(Saved data entries)
※ ※ ※
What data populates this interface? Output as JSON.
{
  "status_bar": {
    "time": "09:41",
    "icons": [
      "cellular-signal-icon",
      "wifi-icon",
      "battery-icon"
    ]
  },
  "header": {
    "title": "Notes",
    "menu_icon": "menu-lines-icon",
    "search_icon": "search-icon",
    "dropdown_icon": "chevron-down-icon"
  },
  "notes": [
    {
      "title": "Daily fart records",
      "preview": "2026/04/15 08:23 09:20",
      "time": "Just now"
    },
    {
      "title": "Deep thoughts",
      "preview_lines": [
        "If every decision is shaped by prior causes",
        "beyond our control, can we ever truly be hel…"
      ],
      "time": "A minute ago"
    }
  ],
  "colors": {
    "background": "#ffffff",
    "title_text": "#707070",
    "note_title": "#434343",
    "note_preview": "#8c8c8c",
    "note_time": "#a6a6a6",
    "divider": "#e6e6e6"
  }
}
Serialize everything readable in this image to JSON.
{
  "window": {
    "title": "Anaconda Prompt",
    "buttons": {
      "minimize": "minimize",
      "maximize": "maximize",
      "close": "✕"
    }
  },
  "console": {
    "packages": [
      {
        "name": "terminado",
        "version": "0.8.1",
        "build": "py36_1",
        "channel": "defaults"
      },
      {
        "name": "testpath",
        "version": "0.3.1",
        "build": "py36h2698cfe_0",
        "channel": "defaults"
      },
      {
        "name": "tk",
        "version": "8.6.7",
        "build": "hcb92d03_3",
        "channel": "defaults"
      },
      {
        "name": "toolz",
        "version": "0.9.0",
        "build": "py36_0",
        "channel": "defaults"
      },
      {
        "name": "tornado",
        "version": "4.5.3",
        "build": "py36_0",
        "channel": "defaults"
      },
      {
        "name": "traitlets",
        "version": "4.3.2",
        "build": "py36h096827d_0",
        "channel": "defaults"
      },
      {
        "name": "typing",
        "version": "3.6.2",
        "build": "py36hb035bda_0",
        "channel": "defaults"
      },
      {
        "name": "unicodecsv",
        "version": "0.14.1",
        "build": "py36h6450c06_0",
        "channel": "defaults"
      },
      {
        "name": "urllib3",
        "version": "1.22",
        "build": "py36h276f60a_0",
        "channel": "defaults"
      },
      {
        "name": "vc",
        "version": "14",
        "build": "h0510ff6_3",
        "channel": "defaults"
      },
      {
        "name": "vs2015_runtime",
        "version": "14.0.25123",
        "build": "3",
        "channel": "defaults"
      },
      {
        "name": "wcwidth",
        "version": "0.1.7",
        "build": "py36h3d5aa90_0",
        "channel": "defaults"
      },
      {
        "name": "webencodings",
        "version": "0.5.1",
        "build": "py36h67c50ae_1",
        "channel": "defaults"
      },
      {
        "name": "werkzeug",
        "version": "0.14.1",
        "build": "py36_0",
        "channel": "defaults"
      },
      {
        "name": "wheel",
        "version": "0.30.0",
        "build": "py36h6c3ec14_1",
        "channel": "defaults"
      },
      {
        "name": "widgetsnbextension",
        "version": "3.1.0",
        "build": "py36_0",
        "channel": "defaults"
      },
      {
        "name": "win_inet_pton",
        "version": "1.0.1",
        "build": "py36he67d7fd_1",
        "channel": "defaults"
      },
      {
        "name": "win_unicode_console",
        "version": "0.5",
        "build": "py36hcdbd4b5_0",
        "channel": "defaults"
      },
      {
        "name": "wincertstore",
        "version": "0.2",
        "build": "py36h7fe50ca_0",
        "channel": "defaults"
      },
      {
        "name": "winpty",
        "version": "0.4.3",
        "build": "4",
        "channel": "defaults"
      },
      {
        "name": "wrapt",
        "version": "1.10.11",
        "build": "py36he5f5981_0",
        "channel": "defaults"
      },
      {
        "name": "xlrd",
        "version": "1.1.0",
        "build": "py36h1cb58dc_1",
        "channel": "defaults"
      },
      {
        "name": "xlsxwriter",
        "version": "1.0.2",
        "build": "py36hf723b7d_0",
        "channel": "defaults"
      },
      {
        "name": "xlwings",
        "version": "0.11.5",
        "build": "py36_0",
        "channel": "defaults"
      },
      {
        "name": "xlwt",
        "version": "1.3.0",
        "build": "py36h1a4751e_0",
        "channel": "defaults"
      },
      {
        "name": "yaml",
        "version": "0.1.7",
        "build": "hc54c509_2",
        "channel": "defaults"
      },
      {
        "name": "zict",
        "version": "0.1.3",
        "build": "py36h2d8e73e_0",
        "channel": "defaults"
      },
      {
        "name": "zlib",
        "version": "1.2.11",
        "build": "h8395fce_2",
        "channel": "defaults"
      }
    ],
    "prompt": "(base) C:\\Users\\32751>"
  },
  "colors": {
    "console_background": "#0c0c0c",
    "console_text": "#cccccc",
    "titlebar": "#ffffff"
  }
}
※ ※ ※
• _AIM_
Return every record, word for word.

• _WORKED ANSWER_
What data populates this interface? Output as JSON.
{
  "status_bar": {
    "time": "09:41",
    "icons": [
      "cellular-signal-icon",
      "wifi-icon",
      "battery-icon"
    ]
  },
  "header": {
    "title": "Notes",
    "menu_icon": "menu-lines-icon",
    "search_icon": "search-icon",
    "dropdown_icon": "chevron-down-icon"
  },
  "notes": [
    {
      "title": "Daily fart records",
      "preview": "2026/04/15 08:23 09:20",
      "time": "Just now"
    },
    {
      "title": "Deep thoughts",
      "preview_lines": [
        "If every decision is shaped by prior causes",
        "beyond our control, can we ever truly be hel…"
      ],
      "time": "A minute ago"
    }
  ],
  "colors": {
    "background": "#ffffff",
    "title_text": "#707070",
    "note_title": "#434343",
    "note_preview": "#8c8c8c",
    "note_time": "#a6a6a6",
    "divider": "#e6e6e6"
  }
}
Serialize everything readable in this image to JSON.
{
  "window": {
    "title": "Anaconda Prompt",
    "buttons": {
      "minimize": "minimize",
      "maximize": "maximize",
      "close": "✕"
    }
  },
  "console": {
    "packages": [
      {
        "name": "terminado",
        "version": "0.8.1",
        "build": "py36_1",
        "channel": "defaults"
      },
      {
        "name": "testpath",
        "version": "0.3.1",
        "build": "py36h2698cfe_0",
        "channel": "defaults"
      },
      {
        "name": "tk",
        "version": "8.6.7",
        "build": "hcb92d03_3",
        "channel": "defaults"
      },
      {
        "name": "toolz",
        "version": "0.9.0",
        "build": "py36_0",
        "channel": "defaults"
      },
      {
        "name": "tornado",
        "version": "4.5.3",
        "build": "py36_0",
        "channel": "defaults"
      },
      {
        "name": "traitlets",
        "version": "4.3.2",
        "build": "py36h096827d_0",
        "channel": "defaults"
      },
      {
        "name": "typing",
        "version": "3.6.2",
        "build": "py36hb035bda_0",
        "channel": "defaults"
      },
      {
        "name": "unicodecsv",
        "version": "0.14.1",
        "build": "py36h6450c06_0",
        "channel": "defaults"
      },
      {
        "name": "urllib3",
        "version": "1.22",
        "build": "py36h276f60a_0",
        "channel": "defaults"
      },
      {
        "name": "vc",
        "version": "14",
        "build": "h0510ff6_3",
        "channel": "defaults"
      },
      {
        "name": "vs2015_runtime",
        "version": "14.0.25123",
        "build": "3",
        "channel": "defaults"
      },
      {
        "name": "wcwidth",
        "version": "0.1.7",
        "build": "py36h3d5aa90_0",
        "channel": "defaults"
      },
      {
        "name": "webencodings",
        "version": "0.5.1",
        "build": "py36h67c50ae_1",
        "channel": "defaults"
      },
      {
        "name": "werkzeug",
        "version": "0.14.1",
        "build": "py36_0",
        "channel": "defaults"
      },
      {
        "name": "wheel",
        "version": "0.30.0",
        "build": "py36h6c3ec14_1",
        "channel": "defaults"
      },
      {
        "name": "widgetsnbextension",
        "version": "3.1.0",
        "build": "py36_0",
        "channel": "defaults"
      },
      {
        "name": "win_inet_pton",
        "version": "1.0.1",
        "build": "py36he67d7fd_1",
        "channel": "defaults"
      },
      {
        "name": "win_unicode_console",
        "version": "0.5",
        "build": "py36hcdbd4b5_0",
        "channel": "defaults"
      },
      {
        "name": "wincertstore",
        "version": "0.2",
        "build": "py36h7fe50ca_0",
        "channel": "defaults"
      },
      {
        "name": "winpty",
        "version": "0.4.3",
        "build": "4",
        "channel": "defaults"
      },
      {
        "name": "wrapt",
        "version": "1.10.11",
        "build": "py36he5f5981_0",
        "channel": "defaults"
      },
      {
        "name": "xlrd",
        "version": "1.1.0",
        "build": "py36h1cb58dc_1",
        "channel": "defaults"
      },
      {
        "name": "xlsxwriter",
        "version": "1.0.2",
        "build": "py36hf723b7d_0",
        "channel": "defaults"
      },
      {
        "name": "xlwings",
        "version": "0.11.5",
        "build": "py36_0",
        "channel": "defaults"
      },
      {
        "name": "xlwt",
        "version": "1.3.0",
        "build": "py36h1a4751e_0",
        "channel": "defaults"
      },
      {
        "name": "yaml",
        "version": "0.1.7",
        "build": "hc54c509_2",
        "channel": "defaults"
      },
      {
        "name": "zict",
        "version": "0.1.3",
        "build": "py36h2d8e73e_0",
        "channel": "defaults"
      },
      {
        "name": "zlib",
        "version": "1.2.11",
        "build": "h8395fce_2",
        "channel": "defaults"
      }
    ],
    "prompt": "(base) C:\\Users\\32751>"
  },
  "colors": {
    "console_background": "#0c0c0c",
    "console_text": "#cccccc",
    "titlebar": "#ffffff"
  }
}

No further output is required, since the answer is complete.